Short task. Look for the string "听下面一段对话" in every line, and copy each line that has it.

[Begin Data rows]

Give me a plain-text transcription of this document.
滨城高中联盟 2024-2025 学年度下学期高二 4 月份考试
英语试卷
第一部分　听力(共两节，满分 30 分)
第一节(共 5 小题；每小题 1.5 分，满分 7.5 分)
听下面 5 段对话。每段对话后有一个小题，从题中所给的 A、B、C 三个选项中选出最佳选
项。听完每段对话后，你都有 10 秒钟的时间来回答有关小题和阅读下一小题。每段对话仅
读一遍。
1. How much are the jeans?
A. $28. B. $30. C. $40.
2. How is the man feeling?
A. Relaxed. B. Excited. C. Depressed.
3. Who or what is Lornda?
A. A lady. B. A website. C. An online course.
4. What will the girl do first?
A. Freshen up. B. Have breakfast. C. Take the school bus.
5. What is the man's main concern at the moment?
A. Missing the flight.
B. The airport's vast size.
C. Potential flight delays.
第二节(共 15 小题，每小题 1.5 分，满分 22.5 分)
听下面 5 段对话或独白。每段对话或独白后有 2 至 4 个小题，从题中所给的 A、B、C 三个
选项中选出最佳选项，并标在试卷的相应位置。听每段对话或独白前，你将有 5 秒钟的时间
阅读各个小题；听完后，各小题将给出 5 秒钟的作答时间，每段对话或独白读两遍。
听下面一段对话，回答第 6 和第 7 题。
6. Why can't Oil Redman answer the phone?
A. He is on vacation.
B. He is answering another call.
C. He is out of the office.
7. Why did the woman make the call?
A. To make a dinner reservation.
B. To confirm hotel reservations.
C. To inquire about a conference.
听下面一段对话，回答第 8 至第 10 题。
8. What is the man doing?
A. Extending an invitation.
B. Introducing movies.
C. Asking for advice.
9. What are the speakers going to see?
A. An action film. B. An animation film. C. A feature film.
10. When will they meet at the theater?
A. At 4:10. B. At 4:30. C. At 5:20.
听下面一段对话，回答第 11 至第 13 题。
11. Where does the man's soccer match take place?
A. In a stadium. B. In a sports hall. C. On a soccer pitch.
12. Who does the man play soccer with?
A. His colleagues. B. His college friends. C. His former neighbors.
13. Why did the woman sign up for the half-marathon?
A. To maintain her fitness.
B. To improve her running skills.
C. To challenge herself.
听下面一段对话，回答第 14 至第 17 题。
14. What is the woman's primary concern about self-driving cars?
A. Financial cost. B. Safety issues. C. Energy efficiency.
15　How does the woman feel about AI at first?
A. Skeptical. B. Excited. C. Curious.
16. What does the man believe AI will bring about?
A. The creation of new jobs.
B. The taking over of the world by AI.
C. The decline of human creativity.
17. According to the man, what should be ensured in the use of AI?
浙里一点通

[End Data rows]

Result of the task.
听下面一段对话，回答第 6 和第 7 题。
听下面一段对话，回答第 8 至第 10 题。
听下面一段对话，回答第 11 至第 13 题。
听下面一段对话，回答第 14 至第 17 题。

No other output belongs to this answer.